[Provided passage — start]
= Jan van Raalte =

Dutch footballer and manager

Jan van Raalte (Hattem, 12 August 1968) is a Dutch football manager of amateur squads and formerly a professional footballer, mostly in the Eerste Divisie and one season with Cambuur Leeuwarden in the Eredivisie. Van Raalte won the Rinus Michels Award for coaching amateur teams. He lives in Harkema where he finished his midfield player career.

==Football career==
Van Raalte played four seasons for FC Zwolle, after which he played 1993 to 1995 for Cambuur Leeuwarden. Then Van Raalte played for Emmen. Starting in 1999, his last two seasons in the Eerste Divisie were at VVV Venlo, followed by three years for Harkemase Boys in the Hoofdklasse.

Until 2009 Van Raalte managed HHC Hardenberg. In 2012 he became the coach of VV Staphorst. Since 2016 he manages SC Genemuiden but has notified the club he will take a break from coaching starting summer 2019.
[Provided passage — finish]
[Given data — start]
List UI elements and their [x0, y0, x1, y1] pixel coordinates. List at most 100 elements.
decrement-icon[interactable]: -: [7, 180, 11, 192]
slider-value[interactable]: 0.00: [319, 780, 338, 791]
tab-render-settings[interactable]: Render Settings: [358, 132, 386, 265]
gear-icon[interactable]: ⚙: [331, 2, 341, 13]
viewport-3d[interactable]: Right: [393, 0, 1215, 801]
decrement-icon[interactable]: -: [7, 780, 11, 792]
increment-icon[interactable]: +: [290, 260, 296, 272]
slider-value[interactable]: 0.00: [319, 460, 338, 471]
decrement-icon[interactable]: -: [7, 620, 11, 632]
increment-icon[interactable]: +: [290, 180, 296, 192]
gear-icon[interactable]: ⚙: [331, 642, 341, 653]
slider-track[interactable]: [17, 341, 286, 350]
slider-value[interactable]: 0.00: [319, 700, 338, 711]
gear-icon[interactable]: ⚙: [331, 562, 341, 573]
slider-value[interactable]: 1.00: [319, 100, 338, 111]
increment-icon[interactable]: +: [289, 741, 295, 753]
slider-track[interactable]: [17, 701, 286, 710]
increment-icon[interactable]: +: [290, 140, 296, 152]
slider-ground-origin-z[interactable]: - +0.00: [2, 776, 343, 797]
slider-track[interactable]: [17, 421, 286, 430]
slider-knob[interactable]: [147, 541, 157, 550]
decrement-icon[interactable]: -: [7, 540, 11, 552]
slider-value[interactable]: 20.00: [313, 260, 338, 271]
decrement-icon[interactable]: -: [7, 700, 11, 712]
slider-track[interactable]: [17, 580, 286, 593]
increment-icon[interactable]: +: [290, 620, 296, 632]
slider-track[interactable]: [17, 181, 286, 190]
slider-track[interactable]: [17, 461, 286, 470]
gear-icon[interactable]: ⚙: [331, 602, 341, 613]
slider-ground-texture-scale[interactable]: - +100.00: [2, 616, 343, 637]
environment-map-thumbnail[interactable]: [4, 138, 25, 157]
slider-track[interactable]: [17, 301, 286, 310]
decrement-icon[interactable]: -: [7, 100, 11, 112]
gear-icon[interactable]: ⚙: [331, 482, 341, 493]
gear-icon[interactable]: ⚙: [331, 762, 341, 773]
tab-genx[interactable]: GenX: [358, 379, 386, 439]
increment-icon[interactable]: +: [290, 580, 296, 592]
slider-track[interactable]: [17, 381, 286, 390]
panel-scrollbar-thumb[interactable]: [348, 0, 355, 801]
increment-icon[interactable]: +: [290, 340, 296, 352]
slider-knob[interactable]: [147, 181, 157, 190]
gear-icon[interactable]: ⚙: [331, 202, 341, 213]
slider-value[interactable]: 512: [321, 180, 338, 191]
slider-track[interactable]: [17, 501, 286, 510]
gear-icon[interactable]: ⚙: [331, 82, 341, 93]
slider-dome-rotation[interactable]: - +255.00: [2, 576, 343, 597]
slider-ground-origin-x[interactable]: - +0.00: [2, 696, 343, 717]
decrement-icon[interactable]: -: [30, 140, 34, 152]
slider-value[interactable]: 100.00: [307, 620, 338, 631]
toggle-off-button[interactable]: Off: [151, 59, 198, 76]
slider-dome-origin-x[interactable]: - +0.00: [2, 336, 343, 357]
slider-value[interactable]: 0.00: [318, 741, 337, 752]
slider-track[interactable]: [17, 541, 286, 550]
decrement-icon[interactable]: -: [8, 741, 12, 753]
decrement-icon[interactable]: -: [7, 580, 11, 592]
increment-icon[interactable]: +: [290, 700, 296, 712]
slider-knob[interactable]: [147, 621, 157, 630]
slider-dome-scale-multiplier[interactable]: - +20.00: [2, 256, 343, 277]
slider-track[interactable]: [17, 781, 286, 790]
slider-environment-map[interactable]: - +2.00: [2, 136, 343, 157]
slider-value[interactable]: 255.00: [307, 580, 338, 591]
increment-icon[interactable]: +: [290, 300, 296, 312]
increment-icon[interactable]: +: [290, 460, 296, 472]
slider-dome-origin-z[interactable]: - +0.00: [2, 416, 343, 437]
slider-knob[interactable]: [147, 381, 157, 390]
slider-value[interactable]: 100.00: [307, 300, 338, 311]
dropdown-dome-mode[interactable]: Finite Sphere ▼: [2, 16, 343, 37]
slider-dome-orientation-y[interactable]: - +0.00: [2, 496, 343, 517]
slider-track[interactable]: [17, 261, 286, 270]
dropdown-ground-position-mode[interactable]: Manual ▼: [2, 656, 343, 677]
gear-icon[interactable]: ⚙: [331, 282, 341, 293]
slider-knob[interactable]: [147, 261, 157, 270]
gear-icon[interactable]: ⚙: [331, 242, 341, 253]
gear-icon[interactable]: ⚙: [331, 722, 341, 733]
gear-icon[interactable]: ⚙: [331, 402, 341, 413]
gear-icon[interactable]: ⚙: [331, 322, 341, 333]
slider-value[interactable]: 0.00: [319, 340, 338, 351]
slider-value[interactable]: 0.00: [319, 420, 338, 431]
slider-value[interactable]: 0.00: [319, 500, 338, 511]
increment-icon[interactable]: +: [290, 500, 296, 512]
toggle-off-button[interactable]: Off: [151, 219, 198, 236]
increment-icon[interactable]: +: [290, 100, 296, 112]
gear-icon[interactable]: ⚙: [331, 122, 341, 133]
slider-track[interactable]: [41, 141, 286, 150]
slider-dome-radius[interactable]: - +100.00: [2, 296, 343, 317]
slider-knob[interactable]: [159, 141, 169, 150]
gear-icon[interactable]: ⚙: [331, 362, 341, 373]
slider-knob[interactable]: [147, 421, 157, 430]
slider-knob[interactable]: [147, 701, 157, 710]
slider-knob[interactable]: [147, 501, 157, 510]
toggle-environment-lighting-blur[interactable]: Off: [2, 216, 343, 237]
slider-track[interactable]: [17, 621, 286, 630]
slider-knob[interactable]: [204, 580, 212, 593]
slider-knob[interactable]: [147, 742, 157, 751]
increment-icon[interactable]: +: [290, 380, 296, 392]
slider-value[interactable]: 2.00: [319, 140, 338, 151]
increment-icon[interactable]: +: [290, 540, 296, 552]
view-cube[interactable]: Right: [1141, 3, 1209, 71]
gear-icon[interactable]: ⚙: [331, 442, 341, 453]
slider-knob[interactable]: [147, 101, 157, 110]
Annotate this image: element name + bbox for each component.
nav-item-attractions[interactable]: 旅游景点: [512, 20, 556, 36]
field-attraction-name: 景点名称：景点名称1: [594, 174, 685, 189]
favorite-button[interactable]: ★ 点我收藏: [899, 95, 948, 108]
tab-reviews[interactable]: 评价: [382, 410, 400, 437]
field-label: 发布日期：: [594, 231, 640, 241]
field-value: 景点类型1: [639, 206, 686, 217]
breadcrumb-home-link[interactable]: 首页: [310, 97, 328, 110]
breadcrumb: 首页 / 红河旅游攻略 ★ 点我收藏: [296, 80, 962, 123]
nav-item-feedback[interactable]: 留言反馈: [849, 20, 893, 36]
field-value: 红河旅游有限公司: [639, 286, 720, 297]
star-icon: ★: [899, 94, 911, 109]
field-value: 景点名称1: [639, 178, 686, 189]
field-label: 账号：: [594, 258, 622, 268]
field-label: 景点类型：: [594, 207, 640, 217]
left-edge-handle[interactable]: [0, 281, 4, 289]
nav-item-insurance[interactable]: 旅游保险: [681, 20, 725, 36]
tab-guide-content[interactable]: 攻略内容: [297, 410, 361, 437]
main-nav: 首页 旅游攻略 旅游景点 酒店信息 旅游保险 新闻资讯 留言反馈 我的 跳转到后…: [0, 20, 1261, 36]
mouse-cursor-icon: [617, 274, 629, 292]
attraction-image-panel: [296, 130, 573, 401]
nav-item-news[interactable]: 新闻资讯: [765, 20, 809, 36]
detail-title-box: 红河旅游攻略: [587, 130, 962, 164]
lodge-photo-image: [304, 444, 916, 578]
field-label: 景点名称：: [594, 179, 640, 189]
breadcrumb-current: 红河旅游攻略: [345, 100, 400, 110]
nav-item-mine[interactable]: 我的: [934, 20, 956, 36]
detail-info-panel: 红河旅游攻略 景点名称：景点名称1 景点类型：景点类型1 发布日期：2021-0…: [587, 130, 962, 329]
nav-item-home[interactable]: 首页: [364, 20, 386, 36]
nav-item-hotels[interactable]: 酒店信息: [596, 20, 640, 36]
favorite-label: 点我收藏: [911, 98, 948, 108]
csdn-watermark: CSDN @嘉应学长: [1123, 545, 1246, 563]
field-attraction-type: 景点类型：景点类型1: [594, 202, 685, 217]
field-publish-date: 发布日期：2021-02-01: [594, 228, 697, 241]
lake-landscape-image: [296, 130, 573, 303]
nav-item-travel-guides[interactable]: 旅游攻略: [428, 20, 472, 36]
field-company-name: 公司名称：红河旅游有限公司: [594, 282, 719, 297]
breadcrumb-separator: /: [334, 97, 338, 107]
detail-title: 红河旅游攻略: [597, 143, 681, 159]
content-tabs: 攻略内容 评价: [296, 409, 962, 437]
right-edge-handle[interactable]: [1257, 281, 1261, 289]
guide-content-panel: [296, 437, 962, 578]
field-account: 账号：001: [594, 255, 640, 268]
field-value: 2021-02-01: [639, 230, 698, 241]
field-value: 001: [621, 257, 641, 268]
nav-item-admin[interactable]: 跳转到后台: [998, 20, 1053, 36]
[Given data — finish]
### Directions
(1) Write out the part of the Jan van Raalte article that opens with the words containing "Until 2009 Van" and closes with "starting summer 2019.", substituting "coached" for "managed".
(2) Please translate this sentence from the Jan van Raalte article into Spanish: "Van Raalte won the Rinus Michels Award for coaching amateur teams."
These entries have no connection to the Jan van Raalte article.

### Activity answers
(1)
Until 2009 Van Raalte coached HHC Hardenberg. In 2012 he became the coach of VV Staphorst. Since 2016 he manages SC Genemuiden but has notified the club he will take a break from coaching starting summer 2019.

(2) Van Raalte ganó el Premio Rinus Michels por entrenar equipos aficionados.